Stated goal:
Your task is to output the data exactly as it stands.

(Dataset entries on figures)
_ _ _ _

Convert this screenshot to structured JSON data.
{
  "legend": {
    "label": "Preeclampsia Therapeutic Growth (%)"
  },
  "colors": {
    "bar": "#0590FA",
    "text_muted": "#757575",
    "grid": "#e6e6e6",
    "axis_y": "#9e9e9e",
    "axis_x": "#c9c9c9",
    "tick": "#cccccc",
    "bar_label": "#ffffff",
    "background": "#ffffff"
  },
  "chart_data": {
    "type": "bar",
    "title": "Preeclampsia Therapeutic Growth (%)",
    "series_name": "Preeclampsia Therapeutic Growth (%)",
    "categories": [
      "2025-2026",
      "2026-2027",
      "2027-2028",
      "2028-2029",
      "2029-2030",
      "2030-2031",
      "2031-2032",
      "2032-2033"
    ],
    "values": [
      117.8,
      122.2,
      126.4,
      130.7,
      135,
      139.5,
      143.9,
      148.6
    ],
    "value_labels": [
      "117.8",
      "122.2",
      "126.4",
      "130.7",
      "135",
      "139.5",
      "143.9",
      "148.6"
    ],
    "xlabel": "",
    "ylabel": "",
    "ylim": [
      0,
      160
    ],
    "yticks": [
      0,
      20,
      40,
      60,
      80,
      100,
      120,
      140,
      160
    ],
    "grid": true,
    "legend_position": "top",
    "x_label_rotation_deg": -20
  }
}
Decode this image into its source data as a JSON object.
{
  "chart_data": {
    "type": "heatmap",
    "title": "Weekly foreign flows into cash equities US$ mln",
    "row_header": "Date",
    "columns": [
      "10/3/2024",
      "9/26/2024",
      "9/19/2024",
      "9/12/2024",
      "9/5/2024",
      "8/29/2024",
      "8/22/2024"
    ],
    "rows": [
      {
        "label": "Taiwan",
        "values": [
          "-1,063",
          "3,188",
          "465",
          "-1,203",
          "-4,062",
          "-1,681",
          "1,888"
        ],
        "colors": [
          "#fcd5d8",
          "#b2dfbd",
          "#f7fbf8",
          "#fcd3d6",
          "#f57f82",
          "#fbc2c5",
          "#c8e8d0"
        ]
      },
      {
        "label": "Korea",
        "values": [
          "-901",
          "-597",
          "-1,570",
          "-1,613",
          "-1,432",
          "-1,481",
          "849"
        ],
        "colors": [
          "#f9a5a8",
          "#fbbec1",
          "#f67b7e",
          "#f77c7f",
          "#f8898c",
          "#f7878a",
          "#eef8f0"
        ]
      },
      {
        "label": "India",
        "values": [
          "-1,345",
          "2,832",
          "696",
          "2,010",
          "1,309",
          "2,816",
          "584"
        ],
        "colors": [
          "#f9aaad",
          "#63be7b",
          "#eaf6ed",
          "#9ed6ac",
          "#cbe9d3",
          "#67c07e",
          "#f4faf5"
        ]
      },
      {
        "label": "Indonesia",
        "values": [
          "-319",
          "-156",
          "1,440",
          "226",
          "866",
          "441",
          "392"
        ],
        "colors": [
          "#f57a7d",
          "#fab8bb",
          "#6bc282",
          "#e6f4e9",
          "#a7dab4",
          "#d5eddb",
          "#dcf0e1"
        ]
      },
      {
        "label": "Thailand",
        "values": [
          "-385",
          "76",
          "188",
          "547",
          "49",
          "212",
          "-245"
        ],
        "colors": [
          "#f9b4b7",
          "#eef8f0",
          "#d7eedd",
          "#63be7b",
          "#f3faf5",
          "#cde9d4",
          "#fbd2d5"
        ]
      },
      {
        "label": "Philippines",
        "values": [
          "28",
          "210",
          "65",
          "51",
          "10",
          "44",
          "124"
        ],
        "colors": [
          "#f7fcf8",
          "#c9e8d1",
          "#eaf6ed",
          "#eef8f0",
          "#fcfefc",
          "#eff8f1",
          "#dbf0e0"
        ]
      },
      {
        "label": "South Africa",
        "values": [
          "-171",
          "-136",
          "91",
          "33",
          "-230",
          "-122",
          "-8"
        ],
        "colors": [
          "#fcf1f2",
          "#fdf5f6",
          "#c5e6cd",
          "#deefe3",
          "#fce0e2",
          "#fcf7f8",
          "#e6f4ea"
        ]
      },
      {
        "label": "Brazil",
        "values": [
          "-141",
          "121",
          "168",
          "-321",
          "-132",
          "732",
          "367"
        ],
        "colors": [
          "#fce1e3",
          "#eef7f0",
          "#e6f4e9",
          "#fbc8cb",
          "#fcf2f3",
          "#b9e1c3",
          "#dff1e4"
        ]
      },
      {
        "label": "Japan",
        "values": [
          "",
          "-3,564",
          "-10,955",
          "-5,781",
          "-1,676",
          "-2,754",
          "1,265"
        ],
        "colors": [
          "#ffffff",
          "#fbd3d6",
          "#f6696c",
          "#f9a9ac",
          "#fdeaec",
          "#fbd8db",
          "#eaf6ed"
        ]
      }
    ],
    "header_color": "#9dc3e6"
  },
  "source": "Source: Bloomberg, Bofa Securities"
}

_ _ _ _

Completed exercise:
Convert this screenshot to structured JSON data.
{
  "legend": {
    "label": "Preeclampsia Therapeutic Growth (%)"
  },
  "colors": {
    "bar": "#0590FA",
    "text_muted": "#757575",
    "grid": "#e6e6e6",
    "axis_y": "#9e9e9e",
    "axis_x": "#c9c9c9",
    "tick": "#cccccc",
    "bar_label": "#ffffff",
    "background": "#ffffff"
  },
  "chart_data": {
    "type": "bar",
    "title": "Preeclampsia Therapeutic Growth (%)",
    "series_name": "Preeclampsia Therapeutic Growth (%)",
    "categories": [
      "2025-2026",
      "2026-2027",
      "2027-2028",
      "2028-2029",
      "2029-2030",
      "2030-2031",
      "2031-2032",
      "2032-2033"
    ],
    "values": [
      117.8,
      122.2,
      126.4,
      130.7,
      135,
      139.5,
      143.9,
      148.6
    ],
    "value_labels": [
      "117.8",
      "122.2",
      "126.4",
      "130.7",
      "135",
      "139.5",
      "143.9",
      "148.6"
    ],
    "xlabel": "",
    "ylabel": "",
    "ylim": [
      0,
      160
    ],
    "yticks": [
      0,
      20,
      40,
      60,
      80,
      100,
      120,
      140,
      160
    ],
    "grid": true,
    "legend_position": "top",
    "x_label_rotation_deg": -20
  }
}
Decode this image into its source data as a JSON object.
{
  "chart_data": {
    "type": "heatmap",
    "title": "Weekly foreign flows into cash equities US$ mln",
    "row_header": "Date",
    "columns": [
      "10/3/2024",
      "9/26/2024",
      "9/19/2024",
      "9/12/2024",
      "9/5/2024",
      "8/29/2024",
      "8/22/2024"
    ],
    "rows": [
      {
        "label": "Taiwan",
        "values": [
          "-1,063",
          "3,188",
          "465",
          "-1,203",
          "-4,062",
          "-1,681",
          "1,888"
        ],
        "colors": [
          "#fcd5d8",
          "#b2dfbd",
          "#f7fbf8",
          "#fcd3d6",
          "#f57f82",
          "#fbc2c5",
          "#c8e8d0"
        ]
      },
      {
        "label": "Korea",
        "values": [
          "-901",
          "-597",
          "-1,570",
          "-1,613",
          "-1,432",
          "-1,481",
          "849"
        ],
        "colors": [
          "#f9a5a8",
          "#fbbec1",
          "#f67b7e",
          "#f77c7f",
          "#f8898c",
          "#f7878a",
          "#eef8f0"
        ]
      },
      {
        "label": "India",
        "values": [
          "-1,345",
          "2,832",
          "696",
          "2,010",
          "1,309",
          "2,816",
          "584"
        ],
        "colors": [
          "#f9aaad",
          "#63be7b",
          "#eaf6ed",
          "#9ed6ac",
          "#cbe9d3",
          "#67c07e",
          "#f4faf5"
        ]
      },
      {
        "label": "Indonesia",
        "values": [
          "-319",
          "-156",
          "1,440",
          "226",
          "866",
          "441",
          "392"
        ],
        "colors": [
          "#f57a7d",
          "#fab8bb",
          "#6bc282",
          "#e6f4e9",
          "#a7dab4",
          "#d5eddb",
          "#dcf0e1"
        ]
      },
      {
        "label": "Thailand",
        "values": [
          "-385",
          "76",
          "188",
          "547",
          "49",
          "212",
          "-245"
        ],
        "colors": [
          "#f9b4b7",
          "#eef8f0",
          "#d7eedd",
          "#63be7b",
          "#f3faf5",
          "#cde9d4",
          "#fbd2d5"
        ]
      },
      {
        "label": "Philippines",
        "values": [
          "28",
          "210",
          "65",
          "51",
          "10",
          "44",
          "124"
        ],
        "colors": [
          "#f7fcf8",
          "#c9e8d1",
          "#eaf6ed",
          "#eef8f0",
          "#fcfefc",
          "#eff8f1",
          "#dbf0e0"
        ]
      },
      {
        "label": "South Africa",
        "values": [
          "-171",
          "-136",
          "91",
          "33",
          "-230",
          "-122",
          "-8"
        ],
        "colors": [
          "#fcf1f2",
          "#fdf5f6",
          "#c5e6cd",
          "#deefe3",
          "#fce0e2",
          "#fcf7f8",
          "#e6f4ea"
        ]
      },
      {
        "label": "Brazil",
        "values": [
          "-141",
          "121",
          "168",
          "-321",
          "-132",
          "732",
          "367"
        ],
        "colors": [
          "#fce1e3",
          "#eef7f0",
          "#e6f4e9",
          "#fbc8cb",
          "#fcf2f3",
          "#b9e1c3",
          "#dff1e4"
        ]
      },
      {
        "label": "Japan",
        "values": [
          "",
          "-3,564",
          "-10,955",
          "-5,781",
          "-1,676",
          "-2,754",
          "1,265"
        ],
        "colors": [
          "#ffffff",
          "#fbd3d6",
          "#f6696c",
          "#f9a9ac",
          "#fdeaec",
          "#fbd8db",
          "#eaf6ed"
        ]
      }
    ],
    "header_color": "#9dc3e6"
  },
  "source": "Source: Bloomberg, Bofa Securities"
}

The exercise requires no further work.